● **Objective**
Quote every line of the material beneath this one.

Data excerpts
.....
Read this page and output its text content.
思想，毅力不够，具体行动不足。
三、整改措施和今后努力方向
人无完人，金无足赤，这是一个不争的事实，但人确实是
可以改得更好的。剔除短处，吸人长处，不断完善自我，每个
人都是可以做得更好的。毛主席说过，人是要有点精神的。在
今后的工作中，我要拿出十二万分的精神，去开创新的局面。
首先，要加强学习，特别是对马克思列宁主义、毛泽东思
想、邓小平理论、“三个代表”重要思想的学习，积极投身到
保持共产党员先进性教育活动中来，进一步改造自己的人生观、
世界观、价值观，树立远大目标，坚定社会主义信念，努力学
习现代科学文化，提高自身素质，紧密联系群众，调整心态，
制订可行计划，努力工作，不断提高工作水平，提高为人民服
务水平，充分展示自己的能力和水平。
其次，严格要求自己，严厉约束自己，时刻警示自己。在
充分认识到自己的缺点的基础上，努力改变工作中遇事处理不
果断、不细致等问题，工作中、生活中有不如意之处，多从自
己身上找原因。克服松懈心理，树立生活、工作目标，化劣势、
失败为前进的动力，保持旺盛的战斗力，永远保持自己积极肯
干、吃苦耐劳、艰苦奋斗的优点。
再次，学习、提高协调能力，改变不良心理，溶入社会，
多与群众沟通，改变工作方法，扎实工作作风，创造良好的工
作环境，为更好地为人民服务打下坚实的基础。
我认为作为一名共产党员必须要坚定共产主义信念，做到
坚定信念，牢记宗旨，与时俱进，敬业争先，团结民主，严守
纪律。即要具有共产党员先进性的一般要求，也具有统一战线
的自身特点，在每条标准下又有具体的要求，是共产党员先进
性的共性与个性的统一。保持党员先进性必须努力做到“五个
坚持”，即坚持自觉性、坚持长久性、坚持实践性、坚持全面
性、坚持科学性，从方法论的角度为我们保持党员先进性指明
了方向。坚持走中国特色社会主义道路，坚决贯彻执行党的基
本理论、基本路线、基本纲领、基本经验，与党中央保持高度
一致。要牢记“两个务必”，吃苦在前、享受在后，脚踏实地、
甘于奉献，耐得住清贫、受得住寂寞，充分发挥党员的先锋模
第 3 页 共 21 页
.....
● **Complete answer**
Read this page and output its text content.
思想，毅力不够，具体行动不足。
三、整改措施和今后努力方向
人无完人，金无足赤，这是一个不争的事实，但人确实是
可以改得更好的。剔除短处，吸人长处，不断完善自我，每个
人都是可以做得更好的。毛主席说过，人是要有点精神的。在
今后的工作中，我要拿出十二万分的精神，去开创新的局面。
首先，要加强学习，特别是对马克思列宁主义、毛泽东思
想、邓小平理论、“三个代表”重要思想的学习，积极投身到
保持共产党员先进性教育活动中来，进一步改造自己的人生观、
世界观、价值观，树立远大目标，坚定社会主义信念，努力学
习现代科学文化，提高自身素质，紧密联系群众，调整心态，
制订可行计划，努力工作，不断提高工作水平，提高为人民服
务水平，充分展示自己的能力和水平。
其次，严格要求自己，严厉约束自己，时刻警示自己。在
充分认识到自己的缺点的基础上，努力改变工作中遇事处理不
果断、不细致等问题，工作中、生活中有不如意之处，多从自
己身上找原因。克服松懈心理，树立生活、工作目标，化劣势、
失败为前进的动力，保持旺盛的战斗力，永远保持自己积极肯
干、吃苦耐劳、艰苦奋斗的优点。
再次，学习、提高协调能力，改变不良心理，溶入社会，
多与群众沟通，改变工作方法，扎实工作作风，创造良好的工
作环境，为更好地为人民服务打下坚实的基础。
我认为作为一名共产党员必须要坚定共产主义信念，做到
坚定信念，牢记宗旨，与时俱进，敬业争先，团结民主，严守
纪律。即要具有共产党员先进性的一般要求，也具有统一战线
的自身特点，在每条标准下又有具体的要求，是共产党员先进
性的共性与个性的统一。保持党员先进性必须努力做到“五个
坚持”，即坚持自觉性、坚持长久性、坚持实践性、坚持全面
性、坚持科学性，从方法论的角度为我们保持党员先进性指明
了方向。坚持走中国特色社会主义道路，坚决贯彻执行党的基
本理论、基本路线、基本纲领、基本经验，与党中央保持高度
一致。要牢记“两个务必”，吃苦在前、享受在后，脚踏实地、
甘于奉献，耐得住清贫、受得住寂寞，充分发挥党员的先锋模
第 3 页 共 21 页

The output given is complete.